## DATASET ENTRIES
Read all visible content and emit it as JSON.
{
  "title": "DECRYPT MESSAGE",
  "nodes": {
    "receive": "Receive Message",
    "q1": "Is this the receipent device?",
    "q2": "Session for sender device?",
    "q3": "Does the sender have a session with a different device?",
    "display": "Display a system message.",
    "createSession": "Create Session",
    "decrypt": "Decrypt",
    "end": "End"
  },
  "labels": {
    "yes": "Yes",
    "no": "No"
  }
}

## EXERCISE TASK
Faithfully reproduce all of the records, character for character.

## RESULT
Read all visible content and emit it as JSON.
{
  "title": "DECRYPT MESSAGE",
  "nodes": {
    "receive": "Receive Message",
    "q1": "Is this the receipent device?",
    "q2": "Session for sender device?",
    "q3": "Does the sender have a session with a different device?",
    "display": "Display a system message.",
    "createSession": "Create Session",
    "decrypt": "Decrypt",
    "end": "End"
  },
  "labels": {
    "yes": "Yes",
    "no": "No"
  }
}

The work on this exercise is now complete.